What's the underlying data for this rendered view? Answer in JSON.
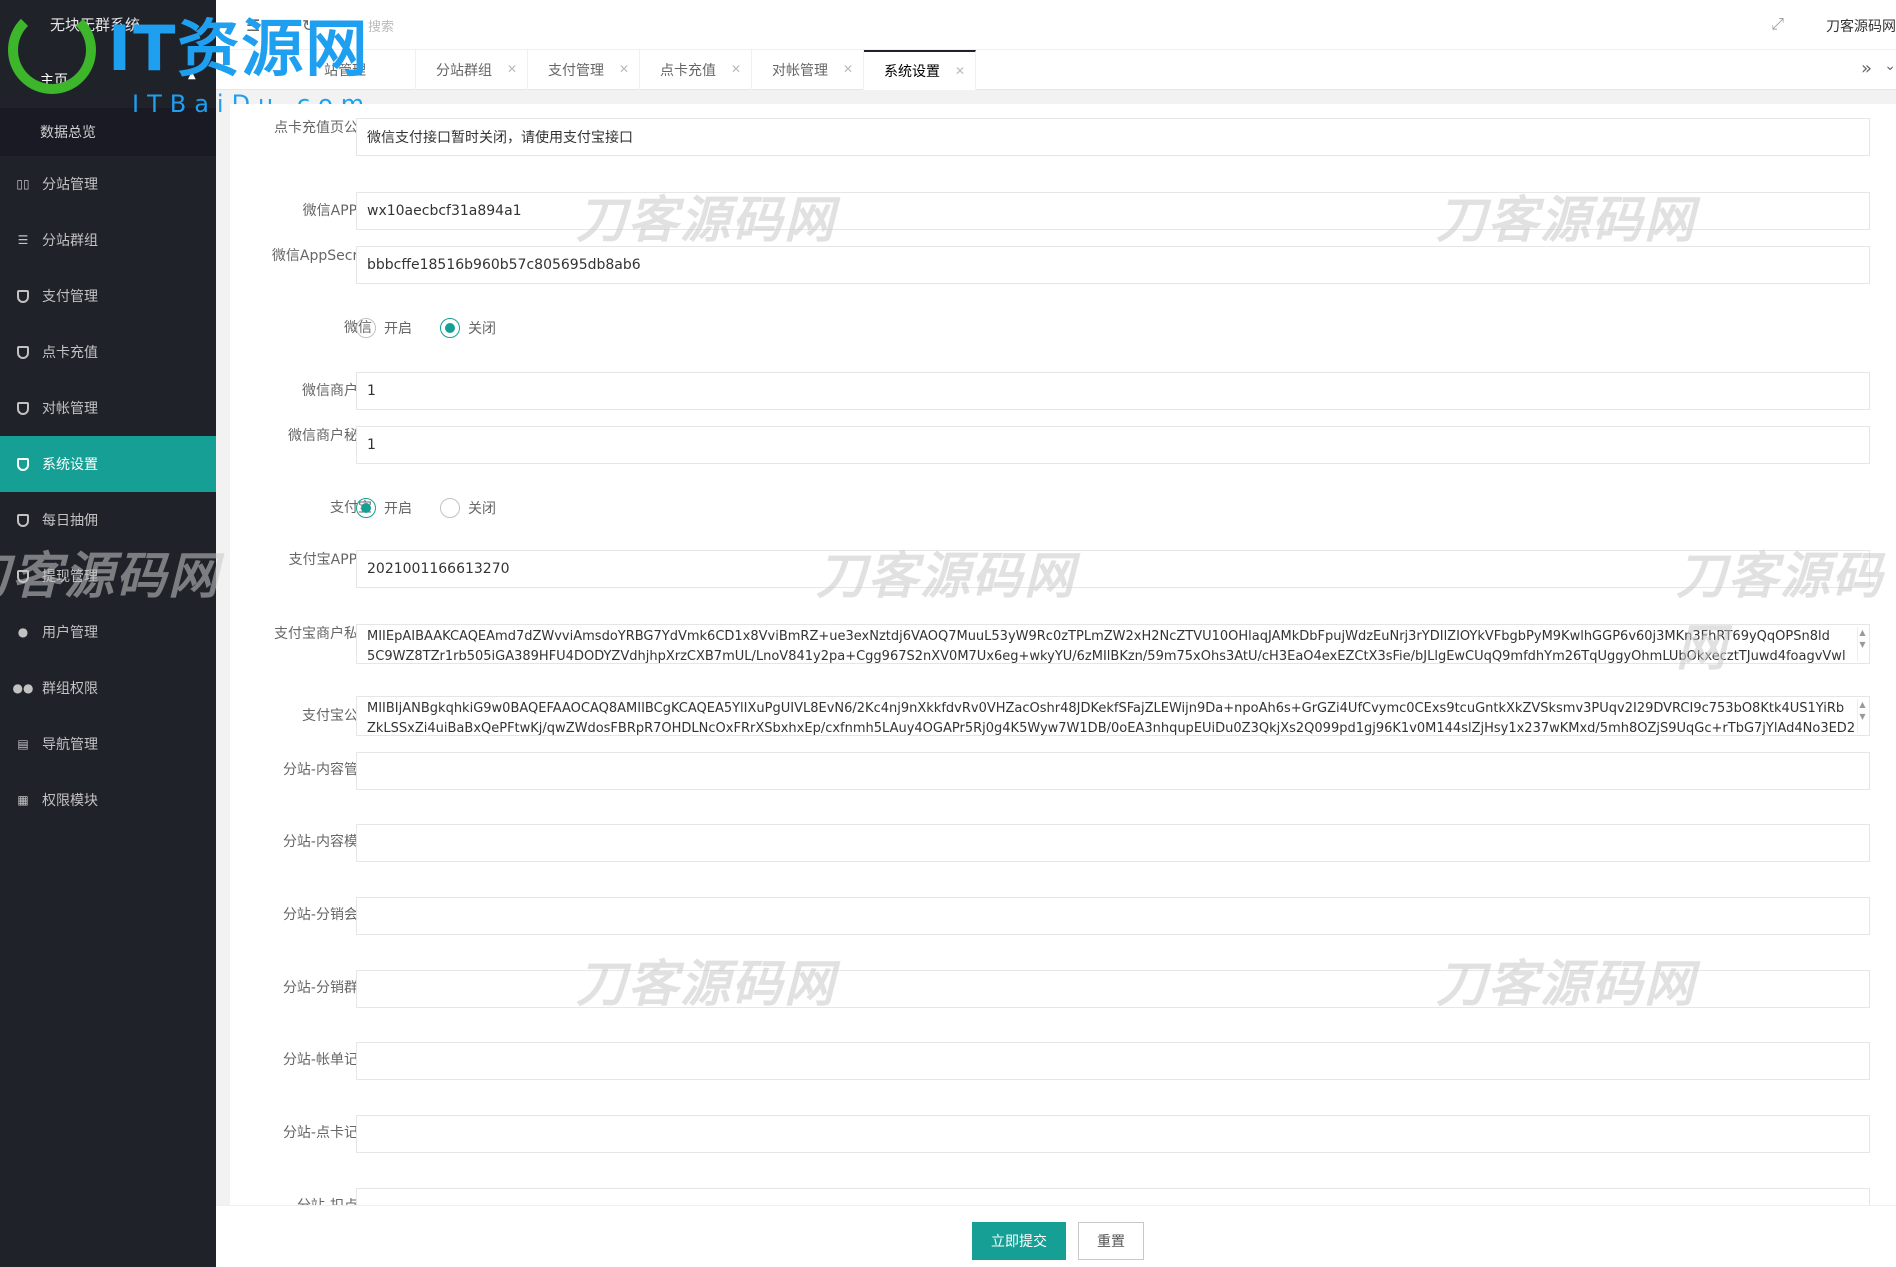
{
  "brand": {
    "system_title": "无块无群系统",
    "logo_text": "IT资源网",
    "logo_sub": "ITBaiDu.com"
  },
  "header": {
    "search_placeholder": "搜索",
    "site_name": "刀客源码网"
  },
  "sidebar": {
    "home_label": "主页",
    "sub_item": "数据总览",
    "items": [
      {
        "label": "分站管理",
        "icon": "columns-icon"
      },
      {
        "label": "分站群组",
        "icon": "sliders-icon"
      },
      {
        "label": "支付管理",
        "icon": "shield-icon"
      },
      {
        "label": "点卡充值",
        "icon": "shield-icon"
      },
      {
        "label": "对帐管理",
        "icon": "shield-icon"
      },
      {
        "label": "系统设置",
        "icon": "shield-icon",
        "active": true
      },
      {
        "label": "每日抽佣",
        "icon": "shield-icon"
      },
      {
        "label": "提现管理",
        "icon": "shield-icon"
      },
      {
        "label": "用户管理",
        "icon": "user-icon"
      },
      {
        "label": "群组权限",
        "icon": "users-icon"
      },
      {
        "label": "导航管理",
        "icon": "nav-icon"
      },
      {
        "label": "权限模块",
        "icon": "grid-icon"
      }
    ]
  },
  "tabs": [
    {
      "label": "站管理"
    },
    {
      "label": "分站群组"
    },
    {
      "label": "支付管理"
    },
    {
      "label": "点卡充值"
    },
    {
      "label": "对帐管理"
    },
    {
      "label": "系统设置",
      "active": true
    }
  ],
  "form": {
    "card_notice_label": "点卡充值页公告",
    "card_notice_value": "微信支付接口暂时关闭，请使用支付宝接口",
    "wx_appid_label": "微信APPID",
    "wx_appid_value": "wx10aecbcf31a894a1",
    "wx_secret_label": "微信AppSecret",
    "wx_secret_value": "bbbcffe18516b960b57c805695db8ab6",
    "wx_label": "微信",
    "open_label": "开启",
    "close_label": "关闭",
    "wx_mch_label": "微信商户号",
    "wx_mch_value": "1",
    "wx_mch_key_label": "微信商户秘钥",
    "wx_mch_key_value": "1",
    "alipay_label": "支付宝",
    "alipay_appid_label": "支付宝APPID",
    "alipay_appid_value": "2021001166613270",
    "alipay_private_label": "支付宝商户私钥",
    "alipay_private_line1": "MIIEpAIBAAKCAQEAmd7dZWvviAmsdoYRBG7YdVmk6CD1x8VviBmRZ+ue3exNztdj6VAOQ7MuuL53yW9Rc0zTPLmZW2xH2NcZTVU10OHlaqJAMkDbFpujWdzEuNrj3rYDIlZIOYkVFbgbPyM9KwlhGGP6v60j3MKn3FhRT69yQqOPSn8ld",
    "alipay_private_line2": "5C9WZ8TZr1rb505iGA389HFU4DODYZVdhjhpXrzCXB7mUL/LnoV841y2pa+Cgg967S2nXV0M7Ux6eg+wkyYU/6zMIlBKzn/59m75xOhs3AtU/cH3EaO4exEZCtX3sFie/bJLlgEwCUqQ9mfdhYm26TqUggyOhmLUbOkxecztTJuwd4foagvVwl",
    "alipay_public_label": "支付宝公钥",
    "alipay_public_line1": "MIIBIjANBgkqhkiG9w0BAQEFAAOCAQ8AMIIBCgKCAQEA5YlIXuPgUIVL8EvN6/2Kc4nj9nXkkfdvRv0VHZacOshr48JDKekfSFajZLEWijn9Da+npoAh6s+GrGZi4UfCvymc0CExs9tcuGntkXkZVSksmv3PUqv2I29DVRCI9c753bO8Ktk4US1YiRb",
    "alipay_public_line2": "ZkLSSxZi4uiBaBxQePFtwKj/qwZWdosFBRpR7OHDLNcOxFRrXSbxhxEp/cxfnmh5LAuy4OGAPr5Rj0g4K5Wyw7W1DB/0oEA3nhqupEUiDu0Z3QkjXs2Q099pd1gj96K1v0M144slZjHsy1x237wKMxd/5mh8OZjS9UqGc+rTbG7jYlAd4No3ED2",
    "fz_content_label": "分站-内容管理",
    "fz_template_label": "分站-内容模板",
    "fz_member_label": "分站-分销会员",
    "fz_group_label": "分站-分销群组",
    "fz_bill_label": "分站-帐单记录",
    "fz_card_label": "分站-点卡记录",
    "fz_points_label": "分站-扣点记"
  },
  "watermark": "刀客源码网",
  "actions": {
    "submit_label": "立即提交",
    "reset_label": "重置"
  },
  "colors": {
    "sidebar_bg": "#20222a",
    "accent": "#16a095"
  }
}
================================
**PROBLEM REQUIREMENTS:**
Quote all the records verbatim, dropping any pictures from your copy.

**EXERCISE ANSWER:**
What's the underlying data for this rendered view? Answer in JSON.
{
  "brand": {
    "system_title": "无块无群系统",
    "logo_text": "IT资源网",
    "logo_sub": "ITBaiDu.com"
  },
  "header": {
    "search_placeholder": "搜索",
    "site_name": "刀客源码网"
  },
  "sidebar": {
    "home_label": "主页",
    "sub_item": "数据总览",
    "items": [
      {
        "label": "分站管理",
        "icon": "columns-icon"
      },
      {
        "label": "分站群组",
        "icon": "sliders-icon"
      },
      {
        "label": "支付管理",
        "icon": "shield-icon"
      },
      {
        "label": "点卡充值",
        "icon": "shield-icon"
      },
      {
        "label": "对帐管理",
        "icon": "shield-icon"
      },
      {
        "label": "系统设置",
        "icon": "shield-icon",
        "active": true
      },
      {
        "label": "每日抽佣",
        "icon": "shield-icon"
      },
      {
        "label": "提现管理",
        "icon": "shield-icon"
      },
      {
        "label": "用户管理",
        "icon": "user-icon"
      },
      {
        "label": "群组权限",
        "icon": "users-icon"
      },
      {
        "label": "导航管理",
        "icon": "nav-icon"
      },
      {
        "label": "权限模块",
        "icon": "grid-icon"
      }
    ]
  },
  "tabs": [
    {
      "label": "站管理"
    },
    {
      "label": "分站群组"
    },
    {
      "label": "支付管理"
    },
    {
      "label": "点卡充值"
    },
    {
      "label": "对帐管理"
    },
    {
      "label": "系统设置",
      "active": true
    }
  ],
  "form": {
    "card_notice_label": "点卡充值页公告",
    "card_notice_value": "微信支付接口暂时关闭，请使用支付宝接口",
    "wx_appid_label": "微信APPID",
    "wx_appid_value": "wx10aecbcf31a894a1",
    "wx_secret_label": "微信AppSecret",
    "wx_secret_value": "bbbcffe18516b960b57c805695db8ab6",
    "wx_label": "微信",
    "open_label": "开启",
    "close_label": "关闭",
    "wx_mch_label": "微信商户号",
    "wx_mch_value": "1",
    "wx_mch_key_label": "微信商户秘钥",
    "wx_mch_key_value": "1",
    "alipay_label": "支付宝",
    "alipay_appid_label": "支付宝APPID",
    "alipay_appid_value": "2021001166613270",
    "alipay_private_label": "支付宝商户私钥",
    "alipay_private_line1": "MIIEpAIBAAKCAQEAmd7dZWvviAmsdoYRBG7YdVmk6CD1x8VviBmRZ+ue3exNztdj6VAOQ7MuuL53yW9Rc0zTPLmZW2xH2NcZTVU10OHlaqJAMkDbFpujWdzEuNrj3rYDIlZIOYkVFbgbPyM9KwlhGGP6v60j3MKn3FhRT69yQqOPSn8ld",
    "alipay_private_line2": "5C9WZ8TZr1rb505iGA389HFU4DODYZVdhjhpXrzCXB7mUL/LnoV841y2pa+Cgg967S2nXV0M7Ux6eg+wkyYU/6zMIlBKzn/59m75xOhs3AtU/cH3EaO4exEZCtX3sFie/bJLlgEwCUqQ9mfdhYm26TqUggyOhmLUbOkxecztTJuwd4foagvVwl",
    "alipay_public_label": "支付宝公钥",
    "alipay_public_line1": "MIIBIjANBgkqhkiG9w0BAQEFAAOCAQ8AMIIBCgKCAQEA5YlIXuPgUIVL8EvN6/2Kc4nj9nXkkfdvRv0VHZacOshr48JDKekfSFajZLEWijn9Da+npoAh6s+GrGZi4UfCvymc0CExs9tcuGntkXkZVSksmv3PUqv2I29DVRCI9c753bO8Ktk4US1YiRb",
    "alipay_public_line2": "ZkLSSxZi4uiBaBxQePFtwKj/qwZWdosFBRpR7OHDLNcOxFRrXSbxhxEp/cxfnmh5LAuy4OGAPr5Rj0g4K5Wyw7W1DB/0oEA3nhqupEUiDu0Z3QkjXs2Q099pd1gj96K1v0M144slZjHsy1x237wKMxd/5mh8OZjS9UqGc+rTbG7jYlAd4No3ED2",
    "fz_content_label": "分站-内容管理",
    "fz_template_label": "分站-内容模板",
    "fz_member_label": "分站-分销会员",
    "fz_group_label": "分站-分销群组",
    "fz_bill_label": "分站-帐单记录",
    "fz_card_label": "分站-点卡记录",
    "fz_points_label": "分站-扣点记"
  },
  "watermark": "刀客源码网",
  "actions": {
    "submit_label": "立即提交",
    "reset_label": "重置"
  },
  "colors": {
    "sidebar_bg": "#20222a",
    "accent": "#16a095"
  }
}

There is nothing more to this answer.